╭─ AVAILABLE DATA

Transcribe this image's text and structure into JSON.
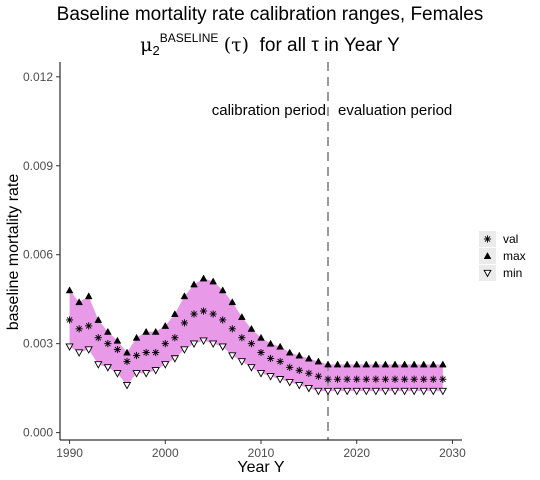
{
  "header": {
    "title": "Baseline mortality rate calibration ranges, Females",
    "subtitle_symbol": "μ",
    "subtitle_sub": "2",
    "subtitle_sup": "BASELINE",
    "subtitle_tau": "(τ)",
    "subtitle_rest": "for all τ in Year Y"
  },
  "chart_data": {
    "type": "scatter",
    "xlabel": "Year Y",
    "ylabel": "baseline mortality rate",
    "xlim": [
      1989,
      2031
    ],
    "ylim": [
      -0.00025,
      0.0125
    ],
    "xticks": [
      1990,
      2000,
      2010,
      2020,
      2030
    ],
    "yticks": [
      0.0,
      0.003,
      0.006,
      0.009,
      0.012
    ],
    "ytick_labels": [
      "0.000",
      "0.003",
      "0.006",
      "0.009",
      "0.012"
    ],
    "grid": false,
    "legend_position": "right",
    "band_color": "#e89ae8",
    "vline": {
      "x": 2017,
      "style": "dashed",
      "color": "#999999"
    },
    "annotations": {
      "left": "calibration period",
      "right": "evaluation period"
    },
    "x": [
      1990,
      1991,
      1992,
      1993,
      1994,
      1995,
      1996,
      1997,
      1998,
      1999,
      2000,
      2001,
      2002,
      2003,
      2004,
      2005,
      2006,
      2007,
      2008,
      2009,
      2010,
      2011,
      2012,
      2013,
      2014,
      2015,
      2016,
      2017,
      2018,
      2019,
      2020,
      2021,
      2022,
      2023,
      2024,
      2025,
      2026,
      2027,
      2028,
      2029
    ],
    "series": [
      {
        "name": "val",
        "marker": "asterisk",
        "values": [
          0.0038,
          0.0035,
          0.0036,
          0.0032,
          0.003,
          0.0028,
          0.0024,
          0.0026,
          0.0027,
          0.0027,
          0.003,
          0.0032,
          0.0037,
          0.004,
          0.0041,
          0.004,
          0.0038,
          0.0035,
          0.0032,
          0.003,
          0.0027,
          0.0025,
          0.0024,
          0.0022,
          0.0021,
          0.002,
          0.0019,
          0.0018,
          0.0018,
          0.0018,
          0.0018,
          0.0018,
          0.0018,
          0.0018,
          0.0018,
          0.0018,
          0.0018,
          0.0018,
          0.0018,
          0.0018
        ]
      },
      {
        "name": "max",
        "marker": "triangle-filled",
        "values": [
          0.0048,
          0.0044,
          0.0046,
          0.0038,
          0.0034,
          0.0031,
          0.0027,
          0.0032,
          0.0034,
          0.0034,
          0.0036,
          0.004,
          0.0046,
          0.005,
          0.0052,
          0.0051,
          0.0048,
          0.0044,
          0.0039,
          0.0035,
          0.0032,
          0.003,
          0.0029,
          0.0027,
          0.0026,
          0.0025,
          0.0024,
          0.0023,
          0.0023,
          0.0023,
          0.0023,
          0.0023,
          0.0023,
          0.0023,
          0.0023,
          0.0023,
          0.0023,
          0.0023,
          0.0023,
          0.0023
        ]
      },
      {
        "name": "min",
        "marker": "triangle-open",
        "values": [
          0.0029,
          0.0027,
          0.0028,
          0.0023,
          0.0022,
          0.002,
          0.0016,
          0.002,
          0.002,
          0.0021,
          0.0023,
          0.0025,
          0.0028,
          0.003,
          0.0031,
          0.003,
          0.0029,
          0.0026,
          0.0024,
          0.0022,
          0.002,
          0.0019,
          0.0018,
          0.0017,
          0.0016,
          0.0015,
          0.0014,
          0.0014,
          0.0014,
          0.0014,
          0.0014,
          0.0014,
          0.0014,
          0.0014,
          0.0014,
          0.0014,
          0.0014,
          0.0014,
          0.0014,
          0.0014
        ]
      }
    ]
  }
}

╰─

→ WORK TO COMPLETE:
Report how many lines of the entries hold the string "calibration". Provide the number alone.

→ TASK RESULT:
2